### Assignment
The entries follow. Print each one exactly.

[Material supplied — start]

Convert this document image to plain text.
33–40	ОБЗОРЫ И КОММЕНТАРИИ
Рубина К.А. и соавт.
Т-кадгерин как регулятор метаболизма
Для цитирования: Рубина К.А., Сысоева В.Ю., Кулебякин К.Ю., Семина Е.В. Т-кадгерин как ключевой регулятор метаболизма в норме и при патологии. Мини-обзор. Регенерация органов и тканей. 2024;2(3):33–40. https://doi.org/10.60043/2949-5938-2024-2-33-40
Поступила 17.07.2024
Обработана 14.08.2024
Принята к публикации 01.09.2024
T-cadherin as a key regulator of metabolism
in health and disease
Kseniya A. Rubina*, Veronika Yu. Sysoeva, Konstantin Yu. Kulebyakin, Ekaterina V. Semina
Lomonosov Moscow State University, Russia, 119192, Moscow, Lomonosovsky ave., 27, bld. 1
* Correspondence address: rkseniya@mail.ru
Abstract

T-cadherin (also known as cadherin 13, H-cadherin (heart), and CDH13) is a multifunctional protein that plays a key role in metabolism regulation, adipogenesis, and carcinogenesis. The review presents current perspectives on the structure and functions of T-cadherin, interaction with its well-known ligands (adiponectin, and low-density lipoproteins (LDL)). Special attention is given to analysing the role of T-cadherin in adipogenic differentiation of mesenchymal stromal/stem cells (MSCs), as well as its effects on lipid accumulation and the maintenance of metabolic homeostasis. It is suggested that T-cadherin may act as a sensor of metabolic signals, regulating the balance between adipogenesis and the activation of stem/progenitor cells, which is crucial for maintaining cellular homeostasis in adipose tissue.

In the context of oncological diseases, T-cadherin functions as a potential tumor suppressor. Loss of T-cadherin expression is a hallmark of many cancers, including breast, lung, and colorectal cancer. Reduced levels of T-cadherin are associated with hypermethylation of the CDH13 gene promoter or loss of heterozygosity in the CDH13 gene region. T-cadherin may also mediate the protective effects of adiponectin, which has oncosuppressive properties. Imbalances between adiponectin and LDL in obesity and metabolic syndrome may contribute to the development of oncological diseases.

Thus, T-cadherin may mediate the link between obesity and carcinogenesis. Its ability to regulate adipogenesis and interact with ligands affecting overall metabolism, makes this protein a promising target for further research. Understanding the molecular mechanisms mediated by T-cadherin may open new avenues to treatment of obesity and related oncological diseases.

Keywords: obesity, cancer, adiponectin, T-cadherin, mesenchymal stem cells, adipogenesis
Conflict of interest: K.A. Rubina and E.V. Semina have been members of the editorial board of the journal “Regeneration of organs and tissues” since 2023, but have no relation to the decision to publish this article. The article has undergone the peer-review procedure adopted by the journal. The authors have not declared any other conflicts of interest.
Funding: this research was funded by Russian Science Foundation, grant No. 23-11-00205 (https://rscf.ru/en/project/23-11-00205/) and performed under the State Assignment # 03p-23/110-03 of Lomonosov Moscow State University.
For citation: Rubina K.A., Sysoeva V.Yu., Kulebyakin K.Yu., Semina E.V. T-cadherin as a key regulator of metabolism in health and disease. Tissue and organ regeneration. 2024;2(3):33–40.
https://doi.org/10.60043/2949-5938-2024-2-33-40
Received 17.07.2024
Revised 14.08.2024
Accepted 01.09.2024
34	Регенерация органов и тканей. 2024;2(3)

[Material supplied — finish]

### The completed task
Convert this document image to plain text.
33–40	ОБЗОРЫ И КОММЕНТАРИИ
Рубина К.А. и соавт.
Т-кадгерин как регулятор метаболизма
Для цитирования: Рубина К.А., Сысоева В.Ю., Кулебякин К.Ю., Семина Е.В. Т-кадгерин как ключевой регулятор метаболизма в норме и при патологии. Мини-обзор. Регенерация органов и тканей. 2024;2(3):33–40. https://doi.org/10.60043/2949-5938-2024-2-33-40
Поступила 17.07.2024
Обработана 14.08.2024
Принята к публикации 01.09.2024
T-cadherin as a key regulator of metabolism
in health and disease
Kseniya A. Rubina*, Veronika Yu. Sysoeva, Konstantin Yu. Kulebyakin, Ekaterina V. Semina
Lomonosov Moscow State University, Russia, 119192, Moscow, Lomonosovsky ave., 27, bld. 1
* Correspondence address: rkseniya@mail.ru
Abstract

T-cadherin (also known as cadherin 13, H-cadherin (heart), and CDH13) is a multifunctional protein that plays a key role in metabolism regulation, adipogenesis, and carcinogenesis. The review presents current perspectives on the structure and functions of T-cadherin, interaction with its well-known ligands (adiponectin, and low-density lipoproteins (LDL)). Special attention is given to analysing the role of T-cadherin in adipogenic differentiation of mesenchymal stromal/stem cells (MSCs), as well as its effects on lipid accumulation and the maintenance of metabolic homeostasis. It is suggested that T-cadherin may act as a sensor of metabolic signals, regulating the balance between adipogenesis and the activation of stem/progenitor cells, which is crucial for maintaining cellular homeostasis in adipose tissue.

In the context of oncological diseases, T-cadherin functions as a potential tumor suppressor. Loss of T-cadherin expression is a hallmark of many cancers, including breast, lung, and colorectal cancer. Reduced levels of T-cadherin are associated with hypermethylation of the CDH13 gene promoter or loss of heterozygosity in the CDH13 gene region. T-cadherin may also mediate the protective effects of adiponectin, which has oncosuppressive properties. Imbalances between adiponectin and LDL in obesity and metabolic syndrome may contribute to the development of oncological diseases.

Thus, T-cadherin may mediate the link between obesity and carcinogenesis. Its ability to regulate adipogenesis and interact with ligands affecting overall metabolism, makes this protein a promising target for further research. Understanding the molecular mechanisms mediated by T-cadherin may open new avenues to treatment of obesity and related oncological diseases.

Keywords: obesity, cancer, adiponectin, T-cadherin, mesenchymal stem cells, adipogenesis
Conflict of interest: K.A. Rubina and E.V. Semina have been members of the editorial board of the journal “Regeneration of organs and tissues” since 2023, but have no relation to the decision to publish this article. The article has undergone the peer-review procedure adopted by the journal. The authors have not declared any other conflicts of interest.
Funding: this research was funded by Russian Science Foundation, grant No. 23-11-00205 (https://rscf.ru/en/project/23-11-00205/) and performed under the State Assignment # 03p-23/110-03 of Lomonosov Moscow State University.
For citation: Rubina K.A., Sysoeva V.Yu., Kulebyakin K.Yu., Semina E.V. T-cadherin as a key regulator of metabolism in health and disease. Tissue and organ regeneration. 2024;2(3):33–40.
https://doi.org/10.60043/2949-5938-2024-2-33-40
Received 17.07.2024
Revised 14.08.2024
Accepted 01.09.2024
34	Регенерация органов и тканей. 2024;2(3)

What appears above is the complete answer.